DIRECTION: Collect all the lines that mention the word "JSON".

Figure dataset records
^^^^^^^^
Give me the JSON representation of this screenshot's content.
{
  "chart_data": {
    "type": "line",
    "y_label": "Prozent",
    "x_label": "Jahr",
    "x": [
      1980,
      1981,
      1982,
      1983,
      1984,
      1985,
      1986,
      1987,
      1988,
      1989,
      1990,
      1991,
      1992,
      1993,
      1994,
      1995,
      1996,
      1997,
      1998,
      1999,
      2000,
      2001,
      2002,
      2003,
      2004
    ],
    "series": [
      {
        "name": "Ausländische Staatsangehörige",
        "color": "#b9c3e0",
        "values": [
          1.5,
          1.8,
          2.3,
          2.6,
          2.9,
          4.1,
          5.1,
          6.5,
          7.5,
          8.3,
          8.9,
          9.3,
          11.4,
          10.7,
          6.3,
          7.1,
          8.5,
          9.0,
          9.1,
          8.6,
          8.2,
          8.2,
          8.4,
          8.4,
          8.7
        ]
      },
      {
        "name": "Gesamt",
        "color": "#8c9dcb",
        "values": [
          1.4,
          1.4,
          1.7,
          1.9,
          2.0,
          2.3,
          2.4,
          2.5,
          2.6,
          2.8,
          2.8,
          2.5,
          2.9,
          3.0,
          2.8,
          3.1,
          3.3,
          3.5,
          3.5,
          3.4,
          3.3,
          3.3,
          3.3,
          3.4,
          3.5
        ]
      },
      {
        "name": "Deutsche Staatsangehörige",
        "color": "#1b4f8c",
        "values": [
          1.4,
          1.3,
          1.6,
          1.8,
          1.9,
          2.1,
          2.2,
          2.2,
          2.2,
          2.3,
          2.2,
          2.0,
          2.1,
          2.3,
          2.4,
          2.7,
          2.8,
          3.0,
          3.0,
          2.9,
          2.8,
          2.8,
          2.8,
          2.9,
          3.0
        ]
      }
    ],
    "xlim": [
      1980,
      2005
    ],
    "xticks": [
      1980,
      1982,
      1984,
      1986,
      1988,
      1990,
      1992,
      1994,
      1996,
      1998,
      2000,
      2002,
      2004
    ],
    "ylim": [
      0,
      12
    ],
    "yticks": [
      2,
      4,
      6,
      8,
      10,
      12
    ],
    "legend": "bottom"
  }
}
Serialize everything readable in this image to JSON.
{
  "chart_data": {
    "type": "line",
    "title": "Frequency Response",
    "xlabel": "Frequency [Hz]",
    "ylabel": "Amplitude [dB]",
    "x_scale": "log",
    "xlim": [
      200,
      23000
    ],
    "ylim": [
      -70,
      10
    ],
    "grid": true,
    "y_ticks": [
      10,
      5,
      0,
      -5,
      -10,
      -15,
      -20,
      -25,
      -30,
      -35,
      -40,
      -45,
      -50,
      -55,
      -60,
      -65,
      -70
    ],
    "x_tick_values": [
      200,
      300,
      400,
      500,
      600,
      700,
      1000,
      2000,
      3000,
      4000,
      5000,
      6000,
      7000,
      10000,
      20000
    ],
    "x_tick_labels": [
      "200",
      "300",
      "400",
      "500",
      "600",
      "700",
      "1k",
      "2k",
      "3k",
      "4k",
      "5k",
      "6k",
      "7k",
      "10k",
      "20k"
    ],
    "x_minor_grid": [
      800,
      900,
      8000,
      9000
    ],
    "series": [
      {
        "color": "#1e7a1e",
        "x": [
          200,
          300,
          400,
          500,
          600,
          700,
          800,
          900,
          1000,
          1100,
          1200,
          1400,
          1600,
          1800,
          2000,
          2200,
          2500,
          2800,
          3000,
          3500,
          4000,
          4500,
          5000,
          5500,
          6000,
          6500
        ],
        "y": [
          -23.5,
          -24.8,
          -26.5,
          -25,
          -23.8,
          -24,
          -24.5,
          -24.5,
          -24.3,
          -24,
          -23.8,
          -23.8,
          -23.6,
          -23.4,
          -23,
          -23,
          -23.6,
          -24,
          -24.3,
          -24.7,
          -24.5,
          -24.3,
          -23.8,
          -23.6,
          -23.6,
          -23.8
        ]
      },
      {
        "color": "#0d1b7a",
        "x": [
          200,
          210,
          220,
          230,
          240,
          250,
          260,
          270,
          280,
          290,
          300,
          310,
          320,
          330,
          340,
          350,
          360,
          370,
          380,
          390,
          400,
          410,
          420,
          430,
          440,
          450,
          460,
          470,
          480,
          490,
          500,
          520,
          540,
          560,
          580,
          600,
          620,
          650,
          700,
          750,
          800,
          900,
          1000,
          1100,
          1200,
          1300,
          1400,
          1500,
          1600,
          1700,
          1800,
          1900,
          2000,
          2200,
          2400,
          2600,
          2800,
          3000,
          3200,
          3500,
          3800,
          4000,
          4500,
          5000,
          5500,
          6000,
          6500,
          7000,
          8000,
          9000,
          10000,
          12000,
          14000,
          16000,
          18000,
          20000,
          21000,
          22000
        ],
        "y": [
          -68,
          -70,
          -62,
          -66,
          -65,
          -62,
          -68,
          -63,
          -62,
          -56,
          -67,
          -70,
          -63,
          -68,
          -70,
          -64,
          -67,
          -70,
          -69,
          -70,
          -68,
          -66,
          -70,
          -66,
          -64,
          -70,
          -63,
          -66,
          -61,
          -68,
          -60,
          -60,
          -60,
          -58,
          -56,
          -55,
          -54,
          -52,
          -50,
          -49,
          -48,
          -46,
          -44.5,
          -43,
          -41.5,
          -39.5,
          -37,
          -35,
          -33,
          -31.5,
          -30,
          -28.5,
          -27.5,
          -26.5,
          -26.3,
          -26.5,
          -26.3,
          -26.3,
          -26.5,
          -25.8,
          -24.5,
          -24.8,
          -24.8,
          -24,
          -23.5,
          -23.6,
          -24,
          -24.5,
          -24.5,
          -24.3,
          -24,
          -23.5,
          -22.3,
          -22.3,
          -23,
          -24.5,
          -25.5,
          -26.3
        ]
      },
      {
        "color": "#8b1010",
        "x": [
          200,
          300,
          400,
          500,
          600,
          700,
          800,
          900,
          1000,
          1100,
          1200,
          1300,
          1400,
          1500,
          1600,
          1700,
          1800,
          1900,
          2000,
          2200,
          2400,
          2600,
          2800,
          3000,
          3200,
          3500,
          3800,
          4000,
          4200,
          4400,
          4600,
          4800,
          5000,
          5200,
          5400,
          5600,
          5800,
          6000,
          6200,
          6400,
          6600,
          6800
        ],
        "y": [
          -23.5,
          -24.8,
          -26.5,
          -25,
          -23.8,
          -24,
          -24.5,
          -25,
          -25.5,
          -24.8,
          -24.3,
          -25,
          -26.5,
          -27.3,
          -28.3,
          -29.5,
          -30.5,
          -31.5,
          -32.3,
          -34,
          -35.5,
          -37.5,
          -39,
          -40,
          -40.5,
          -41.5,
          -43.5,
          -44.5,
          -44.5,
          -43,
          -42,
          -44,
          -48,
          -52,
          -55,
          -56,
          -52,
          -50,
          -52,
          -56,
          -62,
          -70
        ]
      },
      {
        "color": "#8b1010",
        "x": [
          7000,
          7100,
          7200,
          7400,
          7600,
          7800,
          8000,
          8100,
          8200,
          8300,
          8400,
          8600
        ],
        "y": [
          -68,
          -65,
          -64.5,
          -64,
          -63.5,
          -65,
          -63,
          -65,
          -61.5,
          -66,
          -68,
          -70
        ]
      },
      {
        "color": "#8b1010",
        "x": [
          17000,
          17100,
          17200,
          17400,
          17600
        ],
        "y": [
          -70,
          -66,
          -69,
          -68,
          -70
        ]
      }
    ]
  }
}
^^^^^^^^
FULL SOLUTION:
Give me the JSON representation of this screenshot's content.
Serialize everything readable in this image to JSON.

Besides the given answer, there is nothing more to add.